PROVIDED DATA

▬▬▬

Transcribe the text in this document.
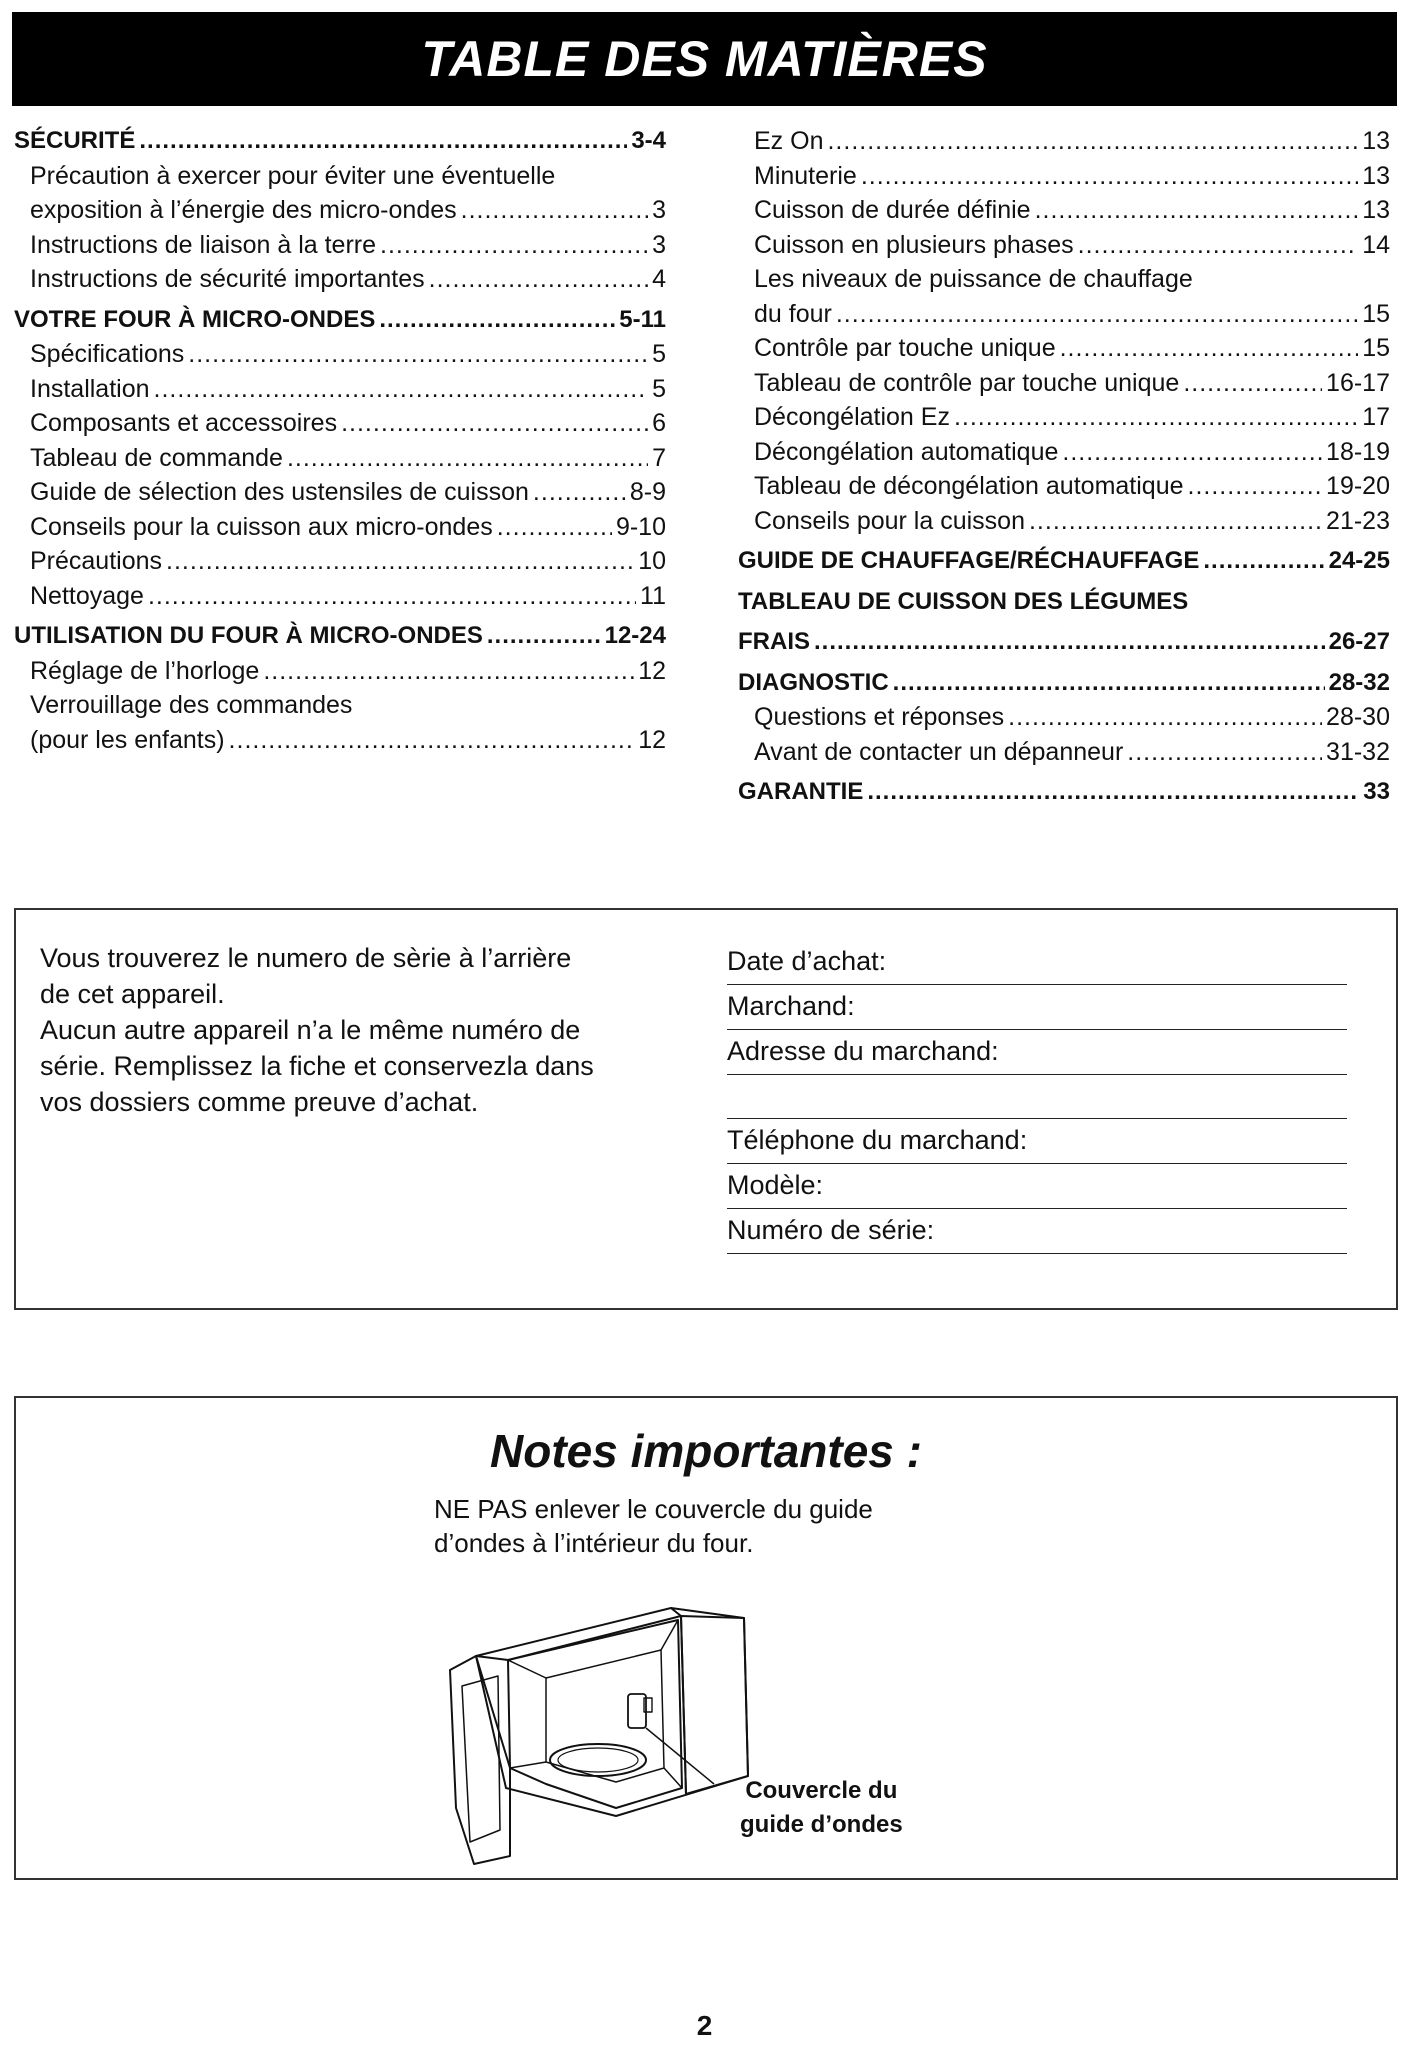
TABLE DES MATIÈRES
SÉCURITÉ .....	3-4
Précaution à exercer pour éviter une éventuelle
exposition à l’énergie des micro-ondes .....	3
Instructions de liaison à la terre .....	3
Instructions de sécurité importantes .....	4
VOTRE FOUR À MICRO-ONDES .....	5-11
Spécifications .....	5
Installation .....	5
Composants et accessoires .....	6
Tableau de commande .....	7
Guide de sélection des ustensiles de cuisson .....	8-9
Conseils pour la cuisson aux micro-ondes .....	9-10
Précautions .....	10
Nettoyage .....	11
UTILISATION DU FOUR À MICRO-ONDES .....	12-24
Réglage de l’horloge .....	12
Verrouillage des commandes
(pour les enfants) .....	12
Ez On .....	13
Minuterie .....	13
Cuisson de durée définie .....	13
Cuisson en plusieurs phases .....	14
Les niveaux de puissance de chauffage
du four .....	15
Contrôle par touche unique .....	15
Tableau de contrôle par touche unique .....	16-17
Décongélation Ez .....	17
Décongélation automatique .....	18-19
Tableau de décongélation automatique .....	19-20
Conseils pour la cuisson .....	21-23
GUIDE DE CHAUFFAGE/RÉCHAUFFAGE .....	24-25
TABLEAU DE CUISSON DES LÉGUMES
FRAIS .....	26-27
DIAGNOSTIC .....	28-32
Questions et réponses .....	28-30
Avant de contacter un dépanneur .....	31-32
GARANTIE .....	33

Vous trouverez le numero de sèrie à l’arrière

de cet appareil.

Aucun autre appareil n’a le même numéro de

série. Remplissez la fiche et conservezla dans

vos dossiers comme preuve d’achat.

Date d’achat:
Marchand:
Adresse du marchand:
Téléphone du marchand:
Modèle:
Numéro de série:
Notes importantes :

NE PAS enlever le couvercle du guide

d’ondes à l’intérieur du four.

Couvercle du
guide d’ondes
2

▬▬▬

TASK GOAL
Copy down every line of the entries containing the word "pour".

EXPECTED ANSWER
Précaution à exercer pour éviter une éventuelle
Conseils pour la cuisson aux micro-ondes .....	9-10
(pour les enfants) .....	12
Conseils pour la cuisson .....	21-23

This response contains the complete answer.